Copy out every line containing the word "this".

begin

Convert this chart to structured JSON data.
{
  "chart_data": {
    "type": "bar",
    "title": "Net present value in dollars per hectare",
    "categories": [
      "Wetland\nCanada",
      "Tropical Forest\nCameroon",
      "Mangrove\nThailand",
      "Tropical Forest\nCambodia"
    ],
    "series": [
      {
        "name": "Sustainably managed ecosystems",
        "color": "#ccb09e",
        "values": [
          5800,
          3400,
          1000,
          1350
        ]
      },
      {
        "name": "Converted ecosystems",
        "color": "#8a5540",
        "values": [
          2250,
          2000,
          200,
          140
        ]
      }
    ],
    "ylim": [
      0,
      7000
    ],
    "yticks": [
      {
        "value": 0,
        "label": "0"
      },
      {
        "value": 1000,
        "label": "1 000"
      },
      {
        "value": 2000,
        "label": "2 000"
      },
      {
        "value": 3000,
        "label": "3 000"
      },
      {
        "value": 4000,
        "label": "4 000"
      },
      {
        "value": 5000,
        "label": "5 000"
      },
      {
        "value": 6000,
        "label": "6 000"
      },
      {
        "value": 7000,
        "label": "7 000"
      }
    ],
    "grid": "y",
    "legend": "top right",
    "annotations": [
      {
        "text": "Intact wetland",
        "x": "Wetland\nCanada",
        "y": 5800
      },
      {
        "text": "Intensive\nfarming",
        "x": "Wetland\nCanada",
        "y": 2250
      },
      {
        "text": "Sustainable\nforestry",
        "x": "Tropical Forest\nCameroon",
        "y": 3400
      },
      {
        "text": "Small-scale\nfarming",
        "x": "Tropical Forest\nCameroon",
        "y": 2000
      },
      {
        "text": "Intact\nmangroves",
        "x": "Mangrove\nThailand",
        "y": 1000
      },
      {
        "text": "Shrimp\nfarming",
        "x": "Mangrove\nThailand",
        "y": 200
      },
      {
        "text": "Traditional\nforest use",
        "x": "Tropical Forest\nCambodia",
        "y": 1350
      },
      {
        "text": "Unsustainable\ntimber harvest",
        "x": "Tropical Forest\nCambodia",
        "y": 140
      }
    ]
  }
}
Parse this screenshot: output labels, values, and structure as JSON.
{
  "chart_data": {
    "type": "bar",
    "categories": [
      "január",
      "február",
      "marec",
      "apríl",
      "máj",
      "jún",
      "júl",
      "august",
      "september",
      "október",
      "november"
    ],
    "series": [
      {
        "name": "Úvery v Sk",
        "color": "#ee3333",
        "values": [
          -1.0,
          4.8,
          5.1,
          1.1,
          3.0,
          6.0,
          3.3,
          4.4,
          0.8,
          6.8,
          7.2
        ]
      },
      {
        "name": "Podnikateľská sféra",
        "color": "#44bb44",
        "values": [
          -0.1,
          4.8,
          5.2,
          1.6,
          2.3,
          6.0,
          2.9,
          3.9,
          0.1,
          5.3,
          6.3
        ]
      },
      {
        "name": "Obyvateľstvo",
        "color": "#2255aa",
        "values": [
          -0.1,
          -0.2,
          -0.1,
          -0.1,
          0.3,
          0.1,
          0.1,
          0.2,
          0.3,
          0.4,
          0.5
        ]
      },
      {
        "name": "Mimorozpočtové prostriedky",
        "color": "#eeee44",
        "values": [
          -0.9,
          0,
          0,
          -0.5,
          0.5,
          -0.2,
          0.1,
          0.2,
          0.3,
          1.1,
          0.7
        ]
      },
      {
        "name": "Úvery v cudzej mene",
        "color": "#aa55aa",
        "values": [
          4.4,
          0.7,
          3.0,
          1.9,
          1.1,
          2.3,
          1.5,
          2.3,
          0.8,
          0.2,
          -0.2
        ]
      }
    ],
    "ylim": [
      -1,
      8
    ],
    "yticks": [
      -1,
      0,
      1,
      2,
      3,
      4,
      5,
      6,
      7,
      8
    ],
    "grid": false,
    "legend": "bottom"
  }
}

end

Output below:
Convert this chart to structured JSON data.
Parse this screenshot: output labels, values, and structure as JSON.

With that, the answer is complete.